Search the material below for the word "ylabel". Copy every line that has it.

(Records contained in a dataset)
>> Begin

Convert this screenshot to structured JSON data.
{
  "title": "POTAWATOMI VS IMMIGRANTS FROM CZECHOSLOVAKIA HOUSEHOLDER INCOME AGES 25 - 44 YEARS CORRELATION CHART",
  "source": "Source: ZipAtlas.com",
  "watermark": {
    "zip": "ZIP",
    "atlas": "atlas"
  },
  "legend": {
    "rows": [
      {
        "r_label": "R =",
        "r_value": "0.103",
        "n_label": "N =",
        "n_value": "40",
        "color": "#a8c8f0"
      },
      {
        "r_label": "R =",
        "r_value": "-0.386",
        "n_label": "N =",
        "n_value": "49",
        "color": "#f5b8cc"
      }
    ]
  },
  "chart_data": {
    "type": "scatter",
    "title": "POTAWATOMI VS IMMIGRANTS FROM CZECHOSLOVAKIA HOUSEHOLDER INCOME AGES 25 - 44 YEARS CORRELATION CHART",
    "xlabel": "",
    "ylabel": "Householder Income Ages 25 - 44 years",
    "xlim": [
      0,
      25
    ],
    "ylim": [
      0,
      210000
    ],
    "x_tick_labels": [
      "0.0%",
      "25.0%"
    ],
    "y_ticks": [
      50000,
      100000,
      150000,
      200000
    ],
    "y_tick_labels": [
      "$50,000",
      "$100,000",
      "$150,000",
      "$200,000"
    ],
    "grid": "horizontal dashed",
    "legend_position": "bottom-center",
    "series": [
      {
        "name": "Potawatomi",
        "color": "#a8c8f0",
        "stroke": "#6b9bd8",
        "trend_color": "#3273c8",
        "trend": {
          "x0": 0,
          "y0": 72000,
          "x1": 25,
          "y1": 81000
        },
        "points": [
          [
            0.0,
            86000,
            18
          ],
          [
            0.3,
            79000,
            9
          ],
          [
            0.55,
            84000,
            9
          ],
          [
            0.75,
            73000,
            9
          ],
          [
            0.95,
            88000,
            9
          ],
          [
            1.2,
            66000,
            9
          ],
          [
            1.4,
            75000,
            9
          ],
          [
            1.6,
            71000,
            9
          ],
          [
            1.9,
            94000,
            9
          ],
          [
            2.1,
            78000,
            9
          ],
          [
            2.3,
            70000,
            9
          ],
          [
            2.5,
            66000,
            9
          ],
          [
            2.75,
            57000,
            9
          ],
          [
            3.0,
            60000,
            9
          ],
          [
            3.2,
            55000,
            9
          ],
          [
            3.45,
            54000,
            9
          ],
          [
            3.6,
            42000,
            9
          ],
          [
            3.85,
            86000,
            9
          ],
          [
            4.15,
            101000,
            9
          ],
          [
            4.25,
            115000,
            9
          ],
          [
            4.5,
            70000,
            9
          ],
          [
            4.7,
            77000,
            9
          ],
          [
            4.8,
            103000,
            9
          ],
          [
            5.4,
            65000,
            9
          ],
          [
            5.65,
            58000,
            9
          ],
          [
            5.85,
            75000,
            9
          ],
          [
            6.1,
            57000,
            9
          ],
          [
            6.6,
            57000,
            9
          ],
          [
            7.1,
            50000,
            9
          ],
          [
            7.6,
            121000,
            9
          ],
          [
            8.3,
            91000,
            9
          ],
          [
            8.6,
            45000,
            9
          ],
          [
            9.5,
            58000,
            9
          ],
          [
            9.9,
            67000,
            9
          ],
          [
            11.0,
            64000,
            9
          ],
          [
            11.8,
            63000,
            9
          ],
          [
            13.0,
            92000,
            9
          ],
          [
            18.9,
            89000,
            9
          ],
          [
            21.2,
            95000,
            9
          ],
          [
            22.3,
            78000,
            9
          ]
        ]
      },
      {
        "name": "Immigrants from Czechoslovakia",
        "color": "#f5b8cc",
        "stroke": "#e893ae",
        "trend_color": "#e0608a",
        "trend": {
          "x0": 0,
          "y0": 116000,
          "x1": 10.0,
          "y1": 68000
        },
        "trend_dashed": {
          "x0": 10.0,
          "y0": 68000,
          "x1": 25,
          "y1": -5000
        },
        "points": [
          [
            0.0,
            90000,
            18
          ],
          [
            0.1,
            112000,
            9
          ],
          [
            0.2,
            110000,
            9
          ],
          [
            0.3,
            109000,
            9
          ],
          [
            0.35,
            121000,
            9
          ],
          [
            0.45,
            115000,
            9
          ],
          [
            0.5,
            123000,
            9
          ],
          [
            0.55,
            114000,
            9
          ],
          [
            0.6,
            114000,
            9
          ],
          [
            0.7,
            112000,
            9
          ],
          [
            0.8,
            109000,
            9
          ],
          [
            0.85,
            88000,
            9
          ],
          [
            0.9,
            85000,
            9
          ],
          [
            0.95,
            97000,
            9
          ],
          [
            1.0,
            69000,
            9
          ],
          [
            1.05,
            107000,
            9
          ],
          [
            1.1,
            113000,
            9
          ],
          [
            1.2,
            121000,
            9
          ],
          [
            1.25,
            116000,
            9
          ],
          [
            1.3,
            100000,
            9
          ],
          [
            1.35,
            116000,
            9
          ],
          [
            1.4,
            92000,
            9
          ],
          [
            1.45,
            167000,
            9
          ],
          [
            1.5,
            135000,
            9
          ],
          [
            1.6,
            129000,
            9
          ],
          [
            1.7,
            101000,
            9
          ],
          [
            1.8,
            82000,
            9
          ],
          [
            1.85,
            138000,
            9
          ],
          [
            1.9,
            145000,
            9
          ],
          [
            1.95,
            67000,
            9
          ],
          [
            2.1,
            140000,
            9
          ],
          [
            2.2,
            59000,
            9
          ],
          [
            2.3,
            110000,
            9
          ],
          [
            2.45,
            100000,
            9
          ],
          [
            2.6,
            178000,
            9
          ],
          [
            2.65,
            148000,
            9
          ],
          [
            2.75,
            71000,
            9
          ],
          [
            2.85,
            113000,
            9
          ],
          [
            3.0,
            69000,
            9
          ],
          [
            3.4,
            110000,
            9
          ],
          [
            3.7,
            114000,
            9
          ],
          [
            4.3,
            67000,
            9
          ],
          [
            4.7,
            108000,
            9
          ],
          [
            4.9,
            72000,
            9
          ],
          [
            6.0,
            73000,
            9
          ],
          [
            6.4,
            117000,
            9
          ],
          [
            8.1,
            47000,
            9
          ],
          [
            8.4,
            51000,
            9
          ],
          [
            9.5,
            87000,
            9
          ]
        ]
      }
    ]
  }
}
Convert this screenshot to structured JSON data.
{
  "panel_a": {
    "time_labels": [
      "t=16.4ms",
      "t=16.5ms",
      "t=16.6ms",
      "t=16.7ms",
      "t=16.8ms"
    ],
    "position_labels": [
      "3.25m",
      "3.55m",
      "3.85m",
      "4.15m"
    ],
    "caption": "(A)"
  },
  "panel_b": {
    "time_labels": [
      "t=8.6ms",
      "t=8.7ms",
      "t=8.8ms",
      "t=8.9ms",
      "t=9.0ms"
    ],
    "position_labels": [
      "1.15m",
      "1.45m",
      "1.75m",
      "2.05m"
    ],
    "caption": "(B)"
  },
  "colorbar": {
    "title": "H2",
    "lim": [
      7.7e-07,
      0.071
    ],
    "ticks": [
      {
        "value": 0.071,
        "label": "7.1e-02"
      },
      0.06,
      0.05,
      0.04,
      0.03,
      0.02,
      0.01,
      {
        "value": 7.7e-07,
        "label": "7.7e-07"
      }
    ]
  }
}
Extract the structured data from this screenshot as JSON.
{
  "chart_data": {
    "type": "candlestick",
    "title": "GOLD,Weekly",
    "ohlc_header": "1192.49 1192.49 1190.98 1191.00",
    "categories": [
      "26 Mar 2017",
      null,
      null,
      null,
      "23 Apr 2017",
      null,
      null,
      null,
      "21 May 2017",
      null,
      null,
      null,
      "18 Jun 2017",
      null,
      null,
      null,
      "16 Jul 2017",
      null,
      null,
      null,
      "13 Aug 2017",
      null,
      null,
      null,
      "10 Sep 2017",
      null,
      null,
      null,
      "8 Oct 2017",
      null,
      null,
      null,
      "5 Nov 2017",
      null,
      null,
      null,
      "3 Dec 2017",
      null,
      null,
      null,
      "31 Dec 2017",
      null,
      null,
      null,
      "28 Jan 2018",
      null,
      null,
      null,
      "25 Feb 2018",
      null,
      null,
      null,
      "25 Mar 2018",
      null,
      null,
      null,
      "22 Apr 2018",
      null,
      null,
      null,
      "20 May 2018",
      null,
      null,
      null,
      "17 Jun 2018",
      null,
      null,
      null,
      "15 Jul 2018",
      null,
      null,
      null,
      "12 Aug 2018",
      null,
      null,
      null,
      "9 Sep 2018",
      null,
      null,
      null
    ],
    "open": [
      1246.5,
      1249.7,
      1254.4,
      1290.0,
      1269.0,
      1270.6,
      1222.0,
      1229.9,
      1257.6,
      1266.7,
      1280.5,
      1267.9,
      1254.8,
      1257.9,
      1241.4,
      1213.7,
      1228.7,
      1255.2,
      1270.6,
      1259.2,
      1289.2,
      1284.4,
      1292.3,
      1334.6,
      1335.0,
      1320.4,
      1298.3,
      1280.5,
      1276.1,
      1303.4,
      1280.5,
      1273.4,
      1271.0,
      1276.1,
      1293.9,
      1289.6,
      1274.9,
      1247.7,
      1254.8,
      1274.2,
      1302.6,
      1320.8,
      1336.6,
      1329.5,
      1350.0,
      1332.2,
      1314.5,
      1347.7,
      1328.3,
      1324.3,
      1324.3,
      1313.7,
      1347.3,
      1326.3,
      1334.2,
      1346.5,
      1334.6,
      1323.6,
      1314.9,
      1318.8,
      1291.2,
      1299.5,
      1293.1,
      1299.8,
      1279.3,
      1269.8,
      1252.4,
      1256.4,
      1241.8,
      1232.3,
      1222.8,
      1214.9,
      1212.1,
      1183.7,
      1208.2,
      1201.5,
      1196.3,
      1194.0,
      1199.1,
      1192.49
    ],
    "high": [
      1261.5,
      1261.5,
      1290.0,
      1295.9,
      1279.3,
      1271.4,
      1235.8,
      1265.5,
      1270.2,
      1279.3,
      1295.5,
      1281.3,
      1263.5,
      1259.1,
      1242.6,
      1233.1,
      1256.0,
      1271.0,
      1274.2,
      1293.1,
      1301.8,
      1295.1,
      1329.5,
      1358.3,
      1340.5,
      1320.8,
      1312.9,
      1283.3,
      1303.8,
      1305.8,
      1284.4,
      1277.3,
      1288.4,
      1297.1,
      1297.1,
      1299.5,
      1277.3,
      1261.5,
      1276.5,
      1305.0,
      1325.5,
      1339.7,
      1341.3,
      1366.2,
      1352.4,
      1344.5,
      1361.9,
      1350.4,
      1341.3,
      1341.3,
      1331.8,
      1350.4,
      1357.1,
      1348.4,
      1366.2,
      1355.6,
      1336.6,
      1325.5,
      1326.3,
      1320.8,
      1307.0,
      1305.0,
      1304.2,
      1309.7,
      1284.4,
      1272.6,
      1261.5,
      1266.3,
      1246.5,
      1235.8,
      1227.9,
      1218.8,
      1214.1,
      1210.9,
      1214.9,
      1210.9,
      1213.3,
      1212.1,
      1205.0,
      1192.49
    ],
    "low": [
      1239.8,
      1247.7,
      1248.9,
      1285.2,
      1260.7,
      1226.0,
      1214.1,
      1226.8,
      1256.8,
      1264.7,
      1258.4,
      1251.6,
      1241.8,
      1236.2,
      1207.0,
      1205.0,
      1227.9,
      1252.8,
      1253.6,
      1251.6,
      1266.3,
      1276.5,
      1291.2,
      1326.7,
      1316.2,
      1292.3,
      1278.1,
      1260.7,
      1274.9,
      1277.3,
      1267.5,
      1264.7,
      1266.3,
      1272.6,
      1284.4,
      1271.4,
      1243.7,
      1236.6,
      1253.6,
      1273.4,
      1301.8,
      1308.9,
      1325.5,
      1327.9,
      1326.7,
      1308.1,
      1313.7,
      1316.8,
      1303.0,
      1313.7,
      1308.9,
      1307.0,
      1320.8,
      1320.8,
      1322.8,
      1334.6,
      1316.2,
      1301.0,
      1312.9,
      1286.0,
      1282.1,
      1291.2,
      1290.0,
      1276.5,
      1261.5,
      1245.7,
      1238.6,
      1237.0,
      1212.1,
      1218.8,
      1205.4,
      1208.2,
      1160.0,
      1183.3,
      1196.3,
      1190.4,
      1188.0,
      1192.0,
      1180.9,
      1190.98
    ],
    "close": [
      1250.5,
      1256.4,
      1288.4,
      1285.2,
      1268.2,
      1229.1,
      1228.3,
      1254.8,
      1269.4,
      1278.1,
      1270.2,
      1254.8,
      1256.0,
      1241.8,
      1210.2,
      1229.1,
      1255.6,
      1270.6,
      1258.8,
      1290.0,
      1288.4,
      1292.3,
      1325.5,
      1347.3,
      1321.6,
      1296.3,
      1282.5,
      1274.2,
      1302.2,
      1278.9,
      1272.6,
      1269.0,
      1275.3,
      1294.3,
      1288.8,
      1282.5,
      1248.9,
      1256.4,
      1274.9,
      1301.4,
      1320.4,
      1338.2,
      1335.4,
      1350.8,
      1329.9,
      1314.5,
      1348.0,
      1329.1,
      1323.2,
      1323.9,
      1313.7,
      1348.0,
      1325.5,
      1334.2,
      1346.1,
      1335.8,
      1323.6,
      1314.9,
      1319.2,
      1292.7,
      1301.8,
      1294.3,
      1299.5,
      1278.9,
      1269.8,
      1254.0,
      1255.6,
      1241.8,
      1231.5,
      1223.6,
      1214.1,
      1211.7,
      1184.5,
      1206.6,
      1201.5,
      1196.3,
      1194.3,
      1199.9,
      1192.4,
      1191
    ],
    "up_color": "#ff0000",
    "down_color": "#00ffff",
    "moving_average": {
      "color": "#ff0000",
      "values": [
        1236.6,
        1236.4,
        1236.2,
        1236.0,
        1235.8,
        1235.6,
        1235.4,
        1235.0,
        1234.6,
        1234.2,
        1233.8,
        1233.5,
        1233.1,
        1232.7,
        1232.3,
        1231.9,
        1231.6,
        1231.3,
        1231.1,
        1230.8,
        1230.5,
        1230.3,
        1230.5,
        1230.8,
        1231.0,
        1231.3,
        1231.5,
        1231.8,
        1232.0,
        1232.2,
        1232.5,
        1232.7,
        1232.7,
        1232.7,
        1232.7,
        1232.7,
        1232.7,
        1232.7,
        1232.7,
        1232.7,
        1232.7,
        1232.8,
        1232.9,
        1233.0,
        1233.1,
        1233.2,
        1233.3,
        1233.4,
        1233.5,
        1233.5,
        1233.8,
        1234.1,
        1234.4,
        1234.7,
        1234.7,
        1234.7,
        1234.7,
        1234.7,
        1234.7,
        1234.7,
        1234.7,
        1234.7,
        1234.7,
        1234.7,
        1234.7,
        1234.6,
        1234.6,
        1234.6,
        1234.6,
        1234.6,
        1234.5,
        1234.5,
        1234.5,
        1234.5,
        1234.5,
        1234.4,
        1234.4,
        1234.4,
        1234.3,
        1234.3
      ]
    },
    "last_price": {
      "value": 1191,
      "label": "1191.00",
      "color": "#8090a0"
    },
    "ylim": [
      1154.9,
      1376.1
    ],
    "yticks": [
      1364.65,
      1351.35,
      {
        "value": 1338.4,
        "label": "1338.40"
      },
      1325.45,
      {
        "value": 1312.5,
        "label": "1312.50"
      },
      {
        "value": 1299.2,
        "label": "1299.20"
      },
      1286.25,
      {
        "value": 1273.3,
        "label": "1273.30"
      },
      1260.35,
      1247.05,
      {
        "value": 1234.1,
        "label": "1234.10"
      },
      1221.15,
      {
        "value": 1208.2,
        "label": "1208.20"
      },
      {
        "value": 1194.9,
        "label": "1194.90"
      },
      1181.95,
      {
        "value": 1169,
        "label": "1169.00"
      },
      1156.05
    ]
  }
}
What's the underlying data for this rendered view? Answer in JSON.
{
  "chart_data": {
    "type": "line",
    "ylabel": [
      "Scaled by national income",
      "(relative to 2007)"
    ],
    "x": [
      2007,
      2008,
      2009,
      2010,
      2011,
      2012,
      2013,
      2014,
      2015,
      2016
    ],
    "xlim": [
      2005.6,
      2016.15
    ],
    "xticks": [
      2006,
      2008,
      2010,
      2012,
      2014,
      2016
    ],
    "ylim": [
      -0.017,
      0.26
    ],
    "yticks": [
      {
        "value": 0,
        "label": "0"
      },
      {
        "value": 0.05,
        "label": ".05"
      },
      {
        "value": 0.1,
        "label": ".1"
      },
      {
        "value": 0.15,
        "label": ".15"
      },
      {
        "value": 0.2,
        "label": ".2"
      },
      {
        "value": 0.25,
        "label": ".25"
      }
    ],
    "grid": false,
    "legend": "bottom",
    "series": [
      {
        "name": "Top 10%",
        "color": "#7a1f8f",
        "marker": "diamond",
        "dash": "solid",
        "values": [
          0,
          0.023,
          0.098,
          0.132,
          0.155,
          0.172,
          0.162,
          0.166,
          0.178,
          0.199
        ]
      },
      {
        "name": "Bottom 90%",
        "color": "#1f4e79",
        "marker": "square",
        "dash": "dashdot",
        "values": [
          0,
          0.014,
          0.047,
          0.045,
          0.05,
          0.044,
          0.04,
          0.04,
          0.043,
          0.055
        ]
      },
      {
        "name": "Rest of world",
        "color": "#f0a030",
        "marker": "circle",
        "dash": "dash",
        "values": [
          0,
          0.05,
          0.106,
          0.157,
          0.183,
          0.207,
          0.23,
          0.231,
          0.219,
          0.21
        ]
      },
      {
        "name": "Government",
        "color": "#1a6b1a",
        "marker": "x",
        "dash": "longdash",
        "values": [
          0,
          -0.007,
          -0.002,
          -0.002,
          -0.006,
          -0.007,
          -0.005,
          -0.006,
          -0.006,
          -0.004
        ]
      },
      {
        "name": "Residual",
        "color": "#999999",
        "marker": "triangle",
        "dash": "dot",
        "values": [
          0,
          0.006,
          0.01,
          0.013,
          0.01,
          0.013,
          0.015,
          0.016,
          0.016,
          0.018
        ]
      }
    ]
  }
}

>> End

◆ **THE RESULT**
    "ylabel": "Householder Income Ages 25 - 44 years",
    "ylabel": [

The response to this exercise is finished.